§ **Required work**
Restate the listing that follows word for word, without its pictures.

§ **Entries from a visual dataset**
- - - -

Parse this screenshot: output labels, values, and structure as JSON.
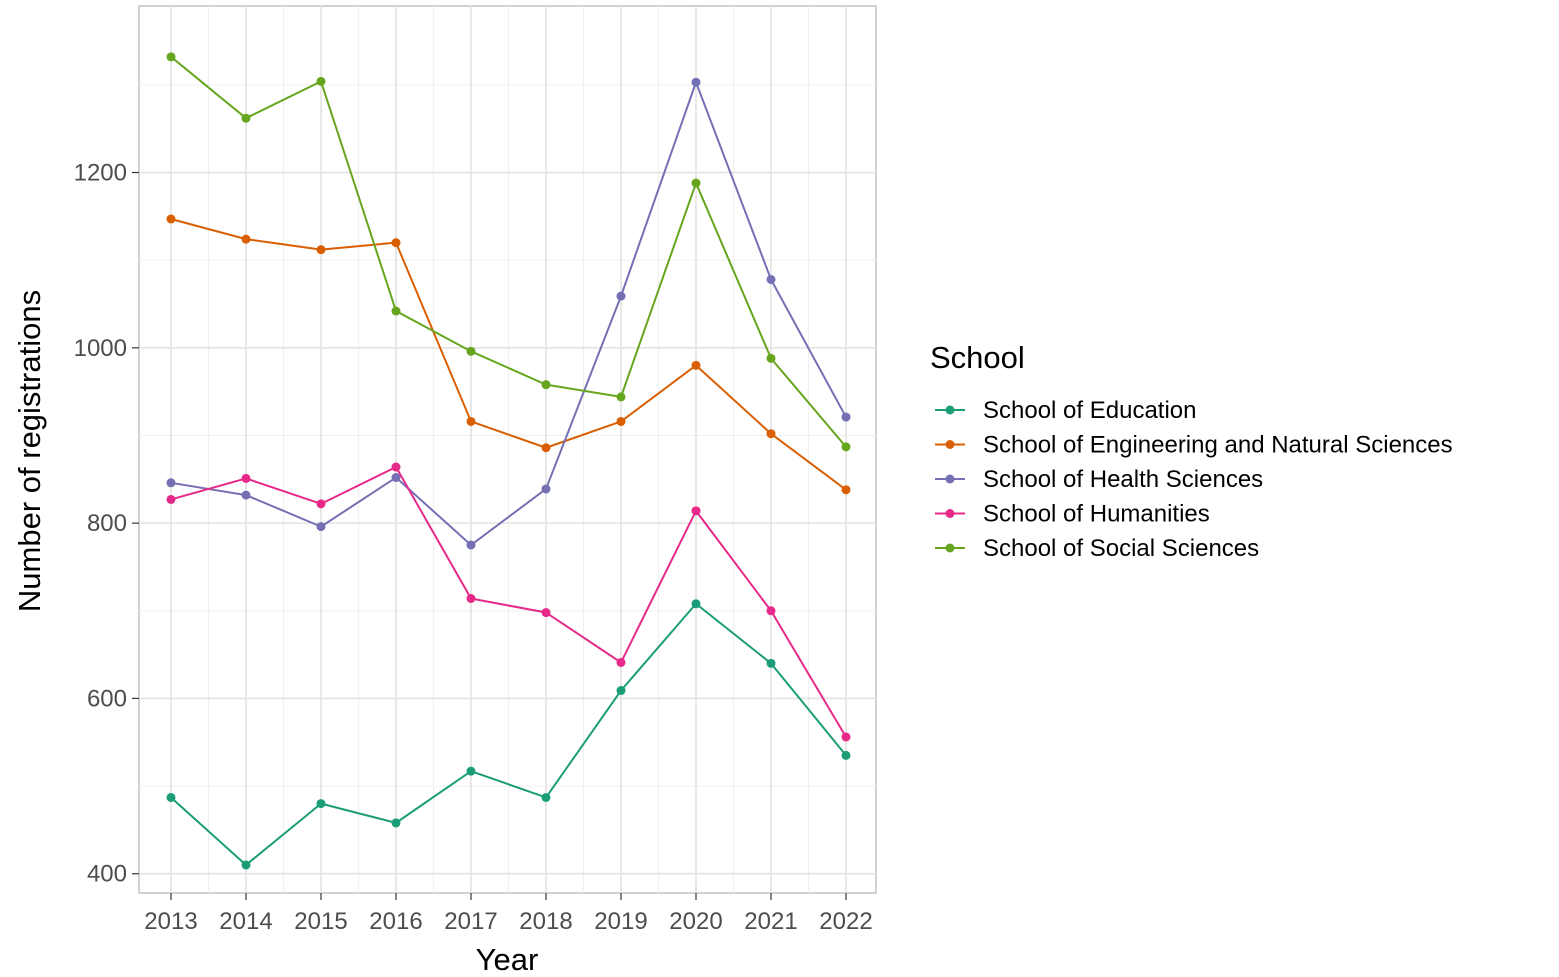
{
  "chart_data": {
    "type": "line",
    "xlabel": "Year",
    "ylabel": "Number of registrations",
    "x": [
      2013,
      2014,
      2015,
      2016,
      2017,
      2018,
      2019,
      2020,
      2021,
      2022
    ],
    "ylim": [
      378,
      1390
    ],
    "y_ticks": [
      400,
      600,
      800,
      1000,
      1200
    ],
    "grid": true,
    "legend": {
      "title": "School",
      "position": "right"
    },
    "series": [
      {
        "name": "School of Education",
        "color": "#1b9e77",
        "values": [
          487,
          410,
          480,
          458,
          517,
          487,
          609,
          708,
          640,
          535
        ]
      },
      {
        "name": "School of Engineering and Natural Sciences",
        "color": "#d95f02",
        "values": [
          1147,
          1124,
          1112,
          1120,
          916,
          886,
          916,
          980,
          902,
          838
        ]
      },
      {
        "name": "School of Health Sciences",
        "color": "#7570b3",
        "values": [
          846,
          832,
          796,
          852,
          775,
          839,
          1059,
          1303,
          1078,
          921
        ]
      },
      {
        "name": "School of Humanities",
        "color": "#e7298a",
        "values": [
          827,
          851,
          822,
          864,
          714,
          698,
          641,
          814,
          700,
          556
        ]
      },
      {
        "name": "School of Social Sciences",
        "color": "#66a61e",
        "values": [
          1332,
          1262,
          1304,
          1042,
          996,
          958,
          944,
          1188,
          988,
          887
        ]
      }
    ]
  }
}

- - - -

§ **Result of the exercise**
Parse this screenshot: output labels, values, and structure as JSON.
{
  "chart_data": {
    "type": "line",
    "xlabel": "Year",
    "ylabel": "Number of registrations",
    "x": [
      2013,
      2014,
      2015,
      2016,
      2017,
      2018,
      2019,
      2020,
      2021,
      2022
    ],
    "ylim": [
      378,
      1390
    ],
    "y_ticks": [
      400,
      600,
      800,
      1000,
      1200
    ],
    "grid": true,
    "legend": {
      "title": "School",
      "position": "right"
    },
    "series": [
      {
        "name": "School of Education",
        "color": "#1b9e77",
        "values": [
          487,
          410,
          480,
          458,
          517,
          487,
          609,
          708,
          640,
          535
        ]
      },
      {
        "name": "School of Engineering and Natural Sciences",
        "color": "#d95f02",
        "values": [
          1147,
          1124,
          1112,
          1120,
          916,
          886,
          916,
          980,
          902,
          838
        ]
      },
      {
        "name": "School of Health Sciences",
        "color": "#7570b3",
        "values": [
          846,
          832,
          796,
          852,
          775,
          839,
          1059,
          1303,
          1078,
          921
        ]
      },
      {
        "name": "School of Humanities",
        "color": "#e7298a",
        "values": [
          827,
          851,
          822,
          864,
          714,
          698,
          641,
          814,
          700,
          556
        ]
      },
      {
        "name": "School of Social Sciences",
        "color": "#66a61e",
        "values": [
          1332,
          1262,
          1304,
          1042,
          996,
          958,
          944,
          1188,
          988,
          887
        ]
      }
    ]
  }
}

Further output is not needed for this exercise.